▶ **AIM 1**: In the KVM SVM commit diff, which member name does the rewritten list_for_each_entry loop over svm->ir_list use?
▶ **AIM 2**: Carry on the KVM SVM commit diff past its last line, "if (ret)".

▶ **EXTRACTED TEXT**:
▼
KVM: SVM: Track per-vCPU IRTEs using kvm_kernel_irqfd structure

author Sean Christopherson <seanjc@google.com>

Wed, 11 Jun 2025 22:45:07 +0000 (15:45 -0700)

committer Sean Christopherson <seanjc@google.com>

Fri, 20 Jun 2025 20:52:54 +0000 (13:52 -0700)
author Sean Christopherson <seanjc@google.com>
Wed, 11 Jun 2025 22:45:07 +0000 (15:45 -0700)
committer Sean Christopherson <seanjc@google.com>
Fri, 20 Jun 2025 20:52:54 +0000 (13:52 -0700)
diff --git a/arch/x86/kvm/svm/avic.c b/arch/x86/kvm/svm/avic.c

index 49b73907de92c0b303393464415e8c646d89e2c8..accc36958a75a05f8ca151e2bbea6be20d72186b 100644 (file)
--- a/arch/x86/kvm/svm/avic.c
+++ b/arch/x86/kvm/svm/avic.c
@@ -76,14 +76,6 @@ static bool next_vm_id_wrapped = 0;
  static DEFINE_SPINLOCK(svm_vm_data_hash_lock);
  bool x2avic_enabled;
  
-/*
- * This is a wrapper of struct amd_iommu_ir_data.
- */
-struct amd_svm_iommu_ir {
-       struct list_head node;  /* Used by SVM for per-vcpu ir_list */
-       void *data;             /* Storing pointer to struct amd_ir_data */
-};
-
  static void avic_activate_vmcb(struct vcpu_svm *svm)
  {
         struct vmcb *vmcb = svm->vmcb01.ptr;
@@ -747,8 +739,8 @@ static int avic_set_pi_irte_mode(struct kvm_vcpu *vcpu, bool activate)
  {
         int ret = 0;
         unsigned long flags;
-       struct amd_svm_iommu_ir *ir;
         struct vcpu_svm *svm = to_svm(vcpu);
+       struct kvm_kernel_irqfd *irqfd;
  
         if (!kvm_arch_has_assigned_device(vcpu->kvm))
                 return 0;
@@ -762,11 +754,11 @@ static int avic_set_pi_irte_mode(struct kvm_vcpu *vcpu, bool activate)
         if (list_empty(&svm->ir_list))
                 goto out;
  
-       list_for_each_entry(ir, &svm->ir_list, node) {
+       list_for_each_entry(irqfd, &svm->ir_list, vcpu_list) {
                 if (activate)
-                       ret = amd_iommu_activate_guest_mode(ir->data);
+                       ret = amd_iommu_activate_guest_mode(irqfd->irq_bypass_data);
                 else
-                       ret = amd_iommu_deactivate_guest_mode(ir->data);
+                       ret = amd_iommu_deactivate_guest_mode(irqfd->irq_bypass_data);
                 if (ret)
▲
▶ **RECORDED INFORMATION**:
▼
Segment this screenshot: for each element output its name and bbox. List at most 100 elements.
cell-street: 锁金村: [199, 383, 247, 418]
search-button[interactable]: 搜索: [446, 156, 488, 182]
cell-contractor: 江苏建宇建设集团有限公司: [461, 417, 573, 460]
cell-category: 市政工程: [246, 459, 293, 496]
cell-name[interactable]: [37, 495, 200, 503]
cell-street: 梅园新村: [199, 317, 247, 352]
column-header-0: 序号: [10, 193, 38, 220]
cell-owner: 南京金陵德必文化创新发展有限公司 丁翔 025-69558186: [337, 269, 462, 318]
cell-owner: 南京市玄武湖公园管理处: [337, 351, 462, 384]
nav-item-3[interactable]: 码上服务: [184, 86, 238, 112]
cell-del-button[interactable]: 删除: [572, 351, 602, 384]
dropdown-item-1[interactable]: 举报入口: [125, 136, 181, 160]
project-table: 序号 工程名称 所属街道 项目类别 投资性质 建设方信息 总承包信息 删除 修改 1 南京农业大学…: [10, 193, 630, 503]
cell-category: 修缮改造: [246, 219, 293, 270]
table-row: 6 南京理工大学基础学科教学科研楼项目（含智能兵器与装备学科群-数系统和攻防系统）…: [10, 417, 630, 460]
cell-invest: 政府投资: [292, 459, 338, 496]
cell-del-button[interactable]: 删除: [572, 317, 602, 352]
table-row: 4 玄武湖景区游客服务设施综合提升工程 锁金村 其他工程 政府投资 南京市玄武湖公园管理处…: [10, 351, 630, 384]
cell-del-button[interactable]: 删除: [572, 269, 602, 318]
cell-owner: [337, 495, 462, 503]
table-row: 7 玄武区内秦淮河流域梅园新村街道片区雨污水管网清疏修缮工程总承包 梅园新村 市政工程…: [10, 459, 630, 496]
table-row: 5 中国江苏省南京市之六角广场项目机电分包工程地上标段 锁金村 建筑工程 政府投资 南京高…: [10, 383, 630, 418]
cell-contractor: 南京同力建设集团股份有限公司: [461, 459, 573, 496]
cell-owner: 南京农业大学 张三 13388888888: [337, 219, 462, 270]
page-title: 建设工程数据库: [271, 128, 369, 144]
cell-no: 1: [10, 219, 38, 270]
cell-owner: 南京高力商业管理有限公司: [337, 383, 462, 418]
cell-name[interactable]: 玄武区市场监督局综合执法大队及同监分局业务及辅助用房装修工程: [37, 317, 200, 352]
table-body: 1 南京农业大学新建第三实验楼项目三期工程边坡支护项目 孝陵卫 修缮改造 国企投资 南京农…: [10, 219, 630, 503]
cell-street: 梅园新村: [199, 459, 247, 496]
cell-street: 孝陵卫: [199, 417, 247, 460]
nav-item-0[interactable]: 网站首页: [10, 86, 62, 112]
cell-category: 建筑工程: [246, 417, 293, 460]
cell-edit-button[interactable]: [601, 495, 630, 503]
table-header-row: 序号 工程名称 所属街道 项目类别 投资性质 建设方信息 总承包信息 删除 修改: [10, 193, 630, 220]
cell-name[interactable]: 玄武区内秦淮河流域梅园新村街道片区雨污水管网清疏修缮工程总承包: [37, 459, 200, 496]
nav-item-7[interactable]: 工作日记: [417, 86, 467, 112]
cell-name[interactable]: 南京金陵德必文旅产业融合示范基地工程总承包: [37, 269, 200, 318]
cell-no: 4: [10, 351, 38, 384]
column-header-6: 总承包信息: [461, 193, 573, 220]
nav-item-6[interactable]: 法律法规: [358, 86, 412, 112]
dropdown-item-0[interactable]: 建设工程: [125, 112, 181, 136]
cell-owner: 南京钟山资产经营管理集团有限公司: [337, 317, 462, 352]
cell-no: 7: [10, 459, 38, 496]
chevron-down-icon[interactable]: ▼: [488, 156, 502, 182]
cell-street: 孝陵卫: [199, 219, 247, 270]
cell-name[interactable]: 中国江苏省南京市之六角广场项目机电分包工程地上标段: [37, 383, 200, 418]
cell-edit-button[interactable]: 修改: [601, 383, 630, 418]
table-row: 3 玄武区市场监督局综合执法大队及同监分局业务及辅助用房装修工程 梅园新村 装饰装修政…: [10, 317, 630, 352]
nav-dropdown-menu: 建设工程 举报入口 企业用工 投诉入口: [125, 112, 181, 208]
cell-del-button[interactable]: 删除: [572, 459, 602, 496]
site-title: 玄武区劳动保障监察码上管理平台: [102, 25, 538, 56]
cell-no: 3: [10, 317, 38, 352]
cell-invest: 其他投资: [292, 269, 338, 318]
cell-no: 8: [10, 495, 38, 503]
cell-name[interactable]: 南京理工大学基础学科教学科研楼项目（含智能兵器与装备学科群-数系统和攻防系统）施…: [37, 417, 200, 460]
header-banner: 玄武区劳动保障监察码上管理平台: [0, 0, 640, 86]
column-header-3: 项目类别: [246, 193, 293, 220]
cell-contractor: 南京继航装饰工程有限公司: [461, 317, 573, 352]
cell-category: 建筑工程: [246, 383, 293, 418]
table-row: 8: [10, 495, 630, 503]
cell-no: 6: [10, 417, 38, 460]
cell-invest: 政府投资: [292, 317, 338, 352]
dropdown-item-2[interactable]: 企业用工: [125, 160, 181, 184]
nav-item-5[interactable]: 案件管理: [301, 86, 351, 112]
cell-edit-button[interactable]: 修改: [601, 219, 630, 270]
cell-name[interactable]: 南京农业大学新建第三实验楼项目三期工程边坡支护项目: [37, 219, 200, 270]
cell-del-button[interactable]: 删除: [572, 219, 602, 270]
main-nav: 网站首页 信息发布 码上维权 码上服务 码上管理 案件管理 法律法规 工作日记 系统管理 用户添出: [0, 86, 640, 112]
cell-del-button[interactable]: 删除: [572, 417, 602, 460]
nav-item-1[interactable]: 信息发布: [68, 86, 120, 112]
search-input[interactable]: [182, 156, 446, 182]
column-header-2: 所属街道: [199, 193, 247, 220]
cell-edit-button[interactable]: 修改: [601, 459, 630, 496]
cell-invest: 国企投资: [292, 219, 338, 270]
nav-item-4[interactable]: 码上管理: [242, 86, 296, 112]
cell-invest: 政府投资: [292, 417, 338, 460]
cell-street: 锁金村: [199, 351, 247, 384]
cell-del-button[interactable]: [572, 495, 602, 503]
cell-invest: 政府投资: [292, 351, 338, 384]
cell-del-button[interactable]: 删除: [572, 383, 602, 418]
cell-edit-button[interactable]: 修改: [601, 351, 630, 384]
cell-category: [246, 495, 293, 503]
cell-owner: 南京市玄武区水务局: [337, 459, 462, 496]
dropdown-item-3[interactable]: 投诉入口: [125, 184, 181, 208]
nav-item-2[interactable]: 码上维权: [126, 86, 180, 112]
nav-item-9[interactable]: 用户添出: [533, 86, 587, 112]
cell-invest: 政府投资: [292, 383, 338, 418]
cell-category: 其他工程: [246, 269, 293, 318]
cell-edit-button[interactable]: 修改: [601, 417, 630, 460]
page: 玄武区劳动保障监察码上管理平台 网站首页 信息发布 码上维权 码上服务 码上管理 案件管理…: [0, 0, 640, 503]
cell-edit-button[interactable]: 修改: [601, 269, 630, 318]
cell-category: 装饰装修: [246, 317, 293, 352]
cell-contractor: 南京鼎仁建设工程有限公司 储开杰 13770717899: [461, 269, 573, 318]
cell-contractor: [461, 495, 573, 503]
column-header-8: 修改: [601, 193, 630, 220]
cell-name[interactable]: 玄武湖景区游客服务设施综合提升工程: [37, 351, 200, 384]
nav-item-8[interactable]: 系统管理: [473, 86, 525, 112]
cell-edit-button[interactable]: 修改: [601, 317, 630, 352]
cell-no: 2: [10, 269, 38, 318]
▲
▶ **EXERCISE ANSWER 1**: vcpu_list

▶ **EXERCISE ANSWER 2**:
                         break;
         }
@@ -775,27 +767,30 @@ out:
         return ret;
  }
  
-static void svm_ir_list_del(struct vcpu_svm *svm, struct amd_iommu_pi_data *pi)
+static void svm_ir_list_del(struct vcpu_svm *svm,
+                           struct kvm_kernel_irqfd *irqfd,
+                           struct amd_iommu_pi_data *pi)
  {
         unsigned long flags;
-       struct amd_svm_iommu_ir *cur;
+       struct kvm_kernel_irqfd *cur;
  
         spin_lock_irqsave(&svm->ir_list_lock, flags);
-       list_for_each_entry(cur, &svm->ir_list, node) {
-               if (cur->data != pi->ir_data)
+       list_for_each_entry(cur, &svm->ir_list, vcpu_list) {
+               if (cur->irq_bypass_data != pi->ir_data)
+                       continue;
+               if (WARN_ON_ONCE(cur != irqfd))
                         continue;
-               list_del(&cur->node);
-               kfree(cur);
+               list_del(&irqfd->vcpu_list);
                 break;
         }
         spin_unlock_irqrestore(&svm->ir_list_lock, flags);
  }
  
-static int svm_ir_list_add(struct vcpu_svm *svm, struct amd_iommu_pi_data *pi)
+static int svm_ir_list_add(struct vcpu_svm *svm,
+                          struct kvm_kernel_irqfd *irqfd,
+                          struct amd_iommu_pi_data *pi)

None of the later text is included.